# The request
Show all lines of the listing that hold the word "Федерации".

# Input data
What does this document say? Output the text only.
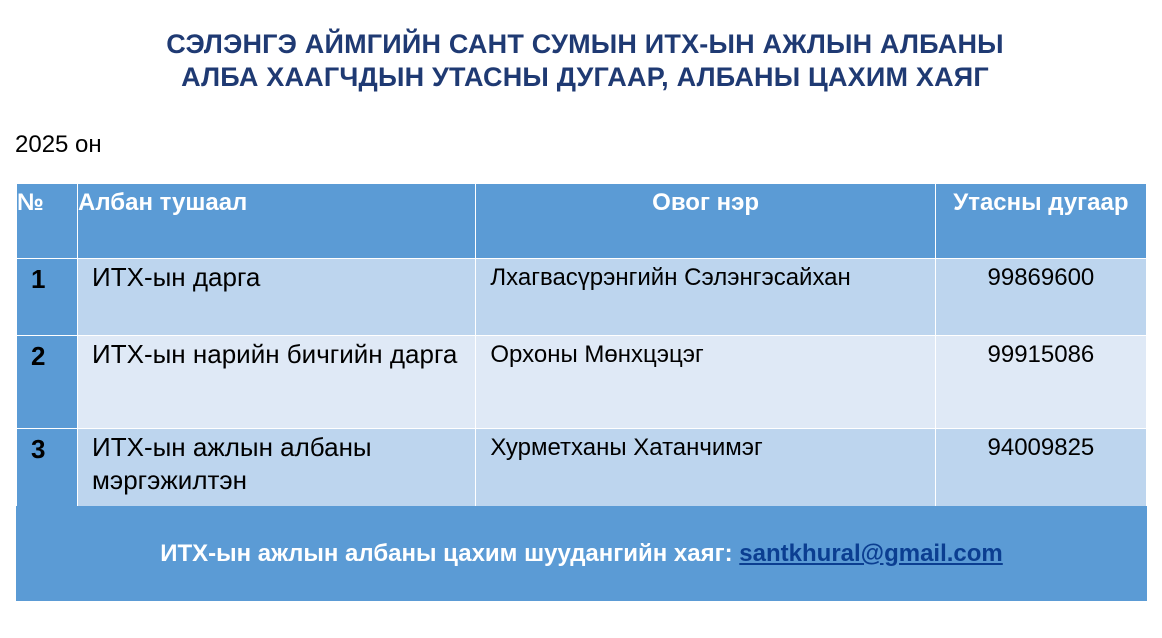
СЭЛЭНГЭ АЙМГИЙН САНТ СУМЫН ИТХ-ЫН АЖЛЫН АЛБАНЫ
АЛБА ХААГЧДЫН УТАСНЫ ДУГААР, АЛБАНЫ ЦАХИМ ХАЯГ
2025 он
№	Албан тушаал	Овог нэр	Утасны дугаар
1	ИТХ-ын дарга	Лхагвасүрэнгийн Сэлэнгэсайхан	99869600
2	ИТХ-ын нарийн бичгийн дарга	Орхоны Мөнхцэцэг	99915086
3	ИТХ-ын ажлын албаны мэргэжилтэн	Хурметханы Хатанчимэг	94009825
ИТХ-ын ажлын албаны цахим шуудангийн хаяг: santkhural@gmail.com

--

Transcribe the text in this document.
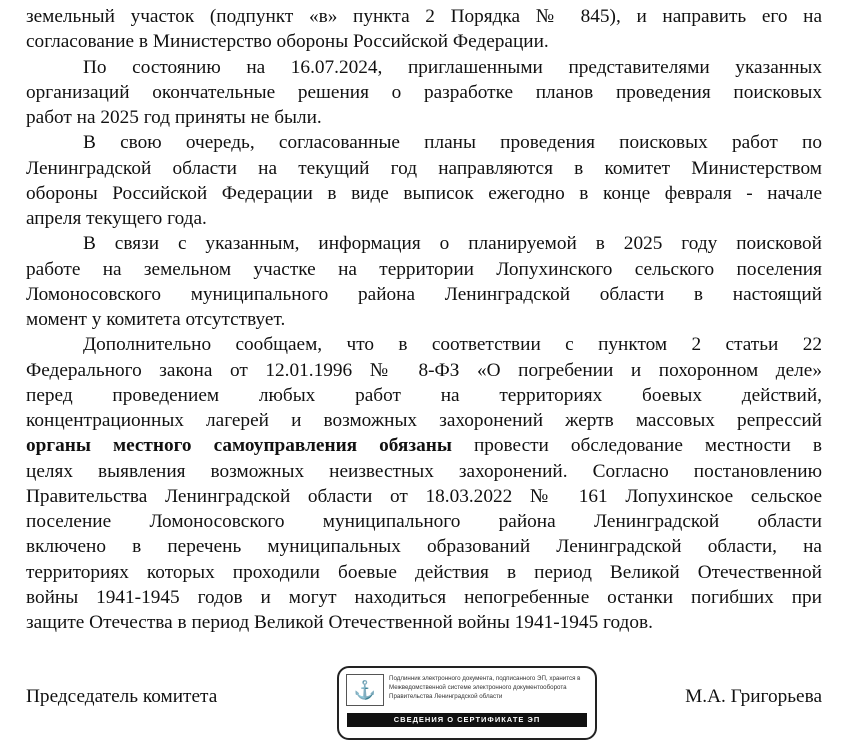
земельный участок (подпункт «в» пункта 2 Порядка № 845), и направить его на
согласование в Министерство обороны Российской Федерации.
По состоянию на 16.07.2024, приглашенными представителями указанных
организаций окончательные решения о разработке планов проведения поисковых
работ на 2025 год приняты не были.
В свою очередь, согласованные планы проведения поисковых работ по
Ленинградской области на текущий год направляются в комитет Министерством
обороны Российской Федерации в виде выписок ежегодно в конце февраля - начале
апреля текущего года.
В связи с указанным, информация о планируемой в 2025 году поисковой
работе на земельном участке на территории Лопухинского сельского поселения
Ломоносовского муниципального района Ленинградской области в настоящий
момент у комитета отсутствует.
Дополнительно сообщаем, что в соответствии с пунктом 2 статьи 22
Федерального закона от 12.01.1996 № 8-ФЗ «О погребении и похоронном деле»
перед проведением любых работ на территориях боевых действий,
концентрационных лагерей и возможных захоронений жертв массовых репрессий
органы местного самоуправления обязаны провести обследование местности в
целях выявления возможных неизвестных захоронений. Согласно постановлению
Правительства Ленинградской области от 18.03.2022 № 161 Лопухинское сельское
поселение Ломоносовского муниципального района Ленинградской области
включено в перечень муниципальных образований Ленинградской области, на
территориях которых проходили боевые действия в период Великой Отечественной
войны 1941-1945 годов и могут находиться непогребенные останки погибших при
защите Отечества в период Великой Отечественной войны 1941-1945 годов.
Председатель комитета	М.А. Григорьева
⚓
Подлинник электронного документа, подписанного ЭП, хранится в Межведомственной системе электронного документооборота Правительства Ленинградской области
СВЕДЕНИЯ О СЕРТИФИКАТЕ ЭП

==

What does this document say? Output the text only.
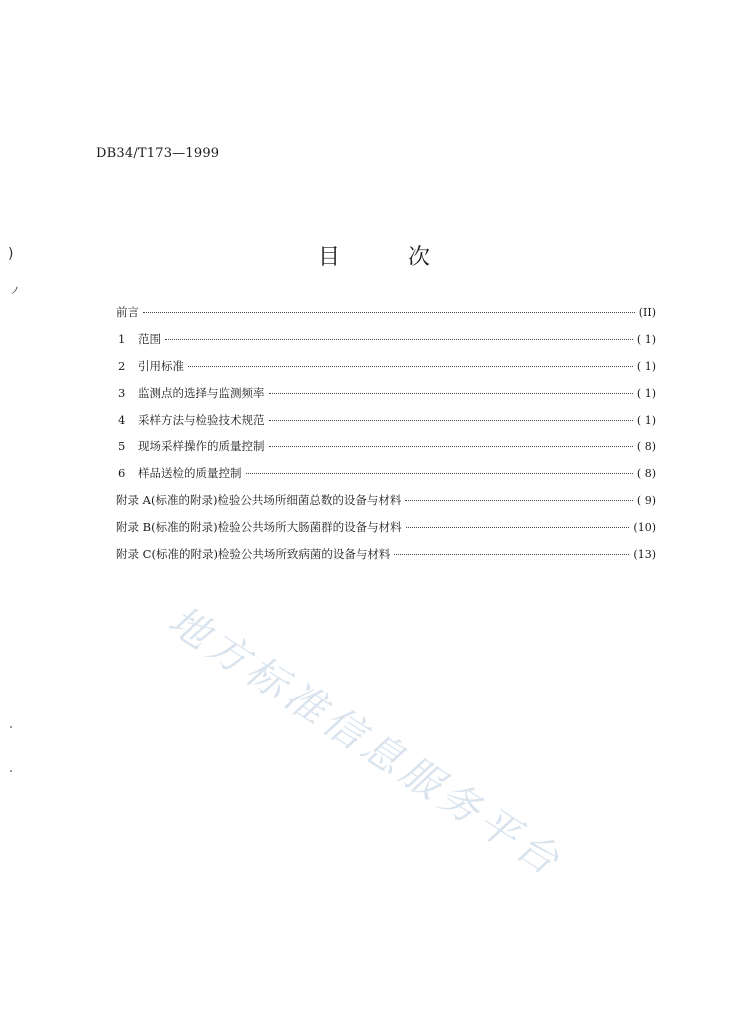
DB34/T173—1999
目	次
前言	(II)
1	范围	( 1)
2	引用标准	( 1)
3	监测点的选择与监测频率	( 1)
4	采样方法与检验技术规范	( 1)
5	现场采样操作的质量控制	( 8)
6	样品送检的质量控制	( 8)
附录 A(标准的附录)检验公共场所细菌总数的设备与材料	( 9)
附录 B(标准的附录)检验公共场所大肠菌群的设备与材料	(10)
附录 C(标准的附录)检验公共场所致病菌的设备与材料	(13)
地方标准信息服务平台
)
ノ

# Solution for this exercise
согласование в Министерство обороны Российской Федерации.
обороны Российской Федерации в виде выписок ежегодно в конце февраля - начале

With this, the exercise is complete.